Given exercise:
Reproduce the lines below with every "Estados Internos" swapped for "Internal States" and nothing else changed.

Information shown:
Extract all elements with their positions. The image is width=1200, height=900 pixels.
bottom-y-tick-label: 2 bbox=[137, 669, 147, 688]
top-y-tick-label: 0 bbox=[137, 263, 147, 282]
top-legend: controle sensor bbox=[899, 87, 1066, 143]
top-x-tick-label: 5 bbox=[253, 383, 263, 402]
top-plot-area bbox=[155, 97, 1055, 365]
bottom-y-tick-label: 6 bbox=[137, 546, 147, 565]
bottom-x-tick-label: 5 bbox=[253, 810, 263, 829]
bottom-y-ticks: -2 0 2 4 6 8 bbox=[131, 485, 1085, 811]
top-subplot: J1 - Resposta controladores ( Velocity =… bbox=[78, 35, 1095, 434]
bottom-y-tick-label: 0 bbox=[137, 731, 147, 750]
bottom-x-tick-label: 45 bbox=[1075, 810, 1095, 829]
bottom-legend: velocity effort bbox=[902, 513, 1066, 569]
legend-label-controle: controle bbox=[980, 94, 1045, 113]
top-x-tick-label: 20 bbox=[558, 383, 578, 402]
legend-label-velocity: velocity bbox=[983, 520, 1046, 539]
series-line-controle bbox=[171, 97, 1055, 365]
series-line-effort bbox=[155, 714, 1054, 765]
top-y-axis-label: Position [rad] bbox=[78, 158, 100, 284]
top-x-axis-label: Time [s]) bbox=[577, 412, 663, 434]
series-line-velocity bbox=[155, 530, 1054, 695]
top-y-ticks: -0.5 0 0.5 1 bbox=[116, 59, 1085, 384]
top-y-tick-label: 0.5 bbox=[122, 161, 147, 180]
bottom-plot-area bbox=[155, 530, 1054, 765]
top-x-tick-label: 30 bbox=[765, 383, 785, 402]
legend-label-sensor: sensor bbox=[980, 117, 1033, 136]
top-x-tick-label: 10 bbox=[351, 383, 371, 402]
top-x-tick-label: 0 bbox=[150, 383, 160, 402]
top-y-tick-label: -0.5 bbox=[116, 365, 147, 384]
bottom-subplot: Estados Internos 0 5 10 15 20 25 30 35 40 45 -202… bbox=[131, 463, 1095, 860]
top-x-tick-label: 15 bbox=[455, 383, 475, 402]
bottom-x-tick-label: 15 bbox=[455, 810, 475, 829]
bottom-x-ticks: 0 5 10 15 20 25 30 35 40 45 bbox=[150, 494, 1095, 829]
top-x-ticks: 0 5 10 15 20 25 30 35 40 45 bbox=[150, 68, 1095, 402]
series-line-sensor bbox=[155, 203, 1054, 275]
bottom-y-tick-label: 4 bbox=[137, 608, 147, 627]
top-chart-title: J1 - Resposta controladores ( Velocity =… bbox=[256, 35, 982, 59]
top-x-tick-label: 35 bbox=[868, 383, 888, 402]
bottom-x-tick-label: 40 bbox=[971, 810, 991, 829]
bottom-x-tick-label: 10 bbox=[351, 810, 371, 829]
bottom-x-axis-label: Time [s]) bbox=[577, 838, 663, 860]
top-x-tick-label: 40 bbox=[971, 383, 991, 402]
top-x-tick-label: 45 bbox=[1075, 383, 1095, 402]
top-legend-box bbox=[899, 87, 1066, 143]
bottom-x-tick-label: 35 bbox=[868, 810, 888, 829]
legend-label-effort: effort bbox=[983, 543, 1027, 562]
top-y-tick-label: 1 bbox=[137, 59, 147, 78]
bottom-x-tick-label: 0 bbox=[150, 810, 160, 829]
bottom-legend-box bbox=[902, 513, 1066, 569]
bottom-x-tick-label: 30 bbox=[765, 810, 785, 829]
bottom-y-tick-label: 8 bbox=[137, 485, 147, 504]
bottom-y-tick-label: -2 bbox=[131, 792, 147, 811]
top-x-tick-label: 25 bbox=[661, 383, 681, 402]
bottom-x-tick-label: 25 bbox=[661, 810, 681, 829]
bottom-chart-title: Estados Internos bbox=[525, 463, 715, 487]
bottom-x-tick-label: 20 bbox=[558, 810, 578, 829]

Exercise output:
Extract all elements with their positions. The image is width=1200, height=900 pixels.
bottom-y-tick-label: 2 bbox=[137, 669, 147, 688]
top-y-tick-label: 0 bbox=[137, 263, 147, 282]
top-legend: controle sensor bbox=[899, 87, 1066, 143]
top-x-tick-label: 5 bbox=[253, 383, 263, 402]
top-plot-area bbox=[155, 97, 1055, 365]
bottom-y-tick-label: 6 bbox=[137, 546, 147, 565]
bottom-x-tick-label: 5 bbox=[253, 810, 263, 829]
bottom-y-ticks: -2 0 2 4 6 8 bbox=[131, 485, 1085, 811]
top-subplot: J1 - Resposta controladores ( Velocity =… bbox=[78, 35, 1095, 434]
bottom-y-tick-label: 0 bbox=[137, 731, 147, 750]
bottom-x-tick-label: 45 bbox=[1075, 810, 1095, 829]
bottom-legend: velocity effort bbox=[902, 513, 1066, 569]
legend-label-controle: controle bbox=[980, 94, 1045, 113]
top-x-tick-label: 20 bbox=[558, 383, 578, 402]
legend-label-velocity: velocity bbox=[983, 520, 1046, 539]
series-line-controle bbox=[171, 97, 1055, 365]
series-line-effort bbox=[155, 714, 1054, 765]
top-y-axis-label: Position [rad] bbox=[78, 158, 100, 284]
top-x-axis-label: Time [s]) bbox=[577, 412, 663, 434]
series-line-velocity bbox=[155, 530, 1054, 695]
top-y-ticks: -0.5 0 0.5 1 bbox=[116, 59, 1085, 384]
top-y-tick-label: 0.5 bbox=[122, 161, 147, 180]
bottom-plot-area bbox=[155, 530, 1054, 765]
top-x-tick-label: 30 bbox=[765, 383, 785, 402]
legend-label-sensor: sensor bbox=[980, 117, 1033, 136]
top-x-tick-label: 10 bbox=[351, 383, 371, 402]
top-x-tick-label: 0 bbox=[150, 383, 160, 402]
top-y-tick-label: -0.5 bbox=[116, 365, 147, 384]
bottom-subplot: Internal States 0 5 10 15 20 25 30 35 40 45 -202… bbox=[131, 463, 1095, 860]
top-x-tick-label: 15 bbox=[455, 383, 475, 402]
bottom-x-tick-label: 15 bbox=[455, 810, 475, 829]
bottom-x-ticks: 0 5 10 15 20 25 30 35 40 45 bbox=[150, 494, 1095, 829]
top-x-ticks: 0 5 10 15 20 25 30 35 40 45 bbox=[150, 68, 1095, 402]
series-line-sensor bbox=[155, 203, 1054, 275]
bottom-y-tick-label: 4 bbox=[137, 608, 147, 627]
top-chart-title: J1 - Resposta controladores ( Velocity =… bbox=[256, 35, 982, 59]
top-x-tick-label: 35 bbox=[868, 383, 888, 402]
bottom-x-tick-label: 40 bbox=[971, 810, 991, 829]
bottom-x-tick-label: 10 bbox=[351, 810, 371, 829]
bottom-x-axis-label: Time [s]) bbox=[577, 838, 663, 860]
top-x-tick-label: 40 bbox=[971, 383, 991, 402]
top-x-tick-label: 45 bbox=[1075, 383, 1095, 402]
top-legend-box bbox=[899, 87, 1066, 143]
bottom-x-tick-label: 35 bbox=[868, 810, 888, 829]
legend-label-effort: effort bbox=[983, 543, 1027, 562]
top-y-tick-label: 1 bbox=[137, 59, 147, 78]
bottom-x-tick-label: 0 bbox=[150, 810, 160, 829]
bottom-legend-box bbox=[902, 513, 1066, 569]
bottom-x-tick-label: 30 bbox=[765, 810, 785, 829]
bottom-y-tick-label: 8 bbox=[137, 485, 147, 504]
bottom-y-tick-label: -2 bbox=[131, 792, 147, 811]
top-x-tick-label: 25 bbox=[661, 383, 681, 402]
bottom-x-tick-label: 25 bbox=[661, 810, 681, 829]
bottom-chart-title: Internal States bbox=[525, 463, 715, 487]
bottom-x-tick-label: 20 bbox=[558, 810, 578, 829]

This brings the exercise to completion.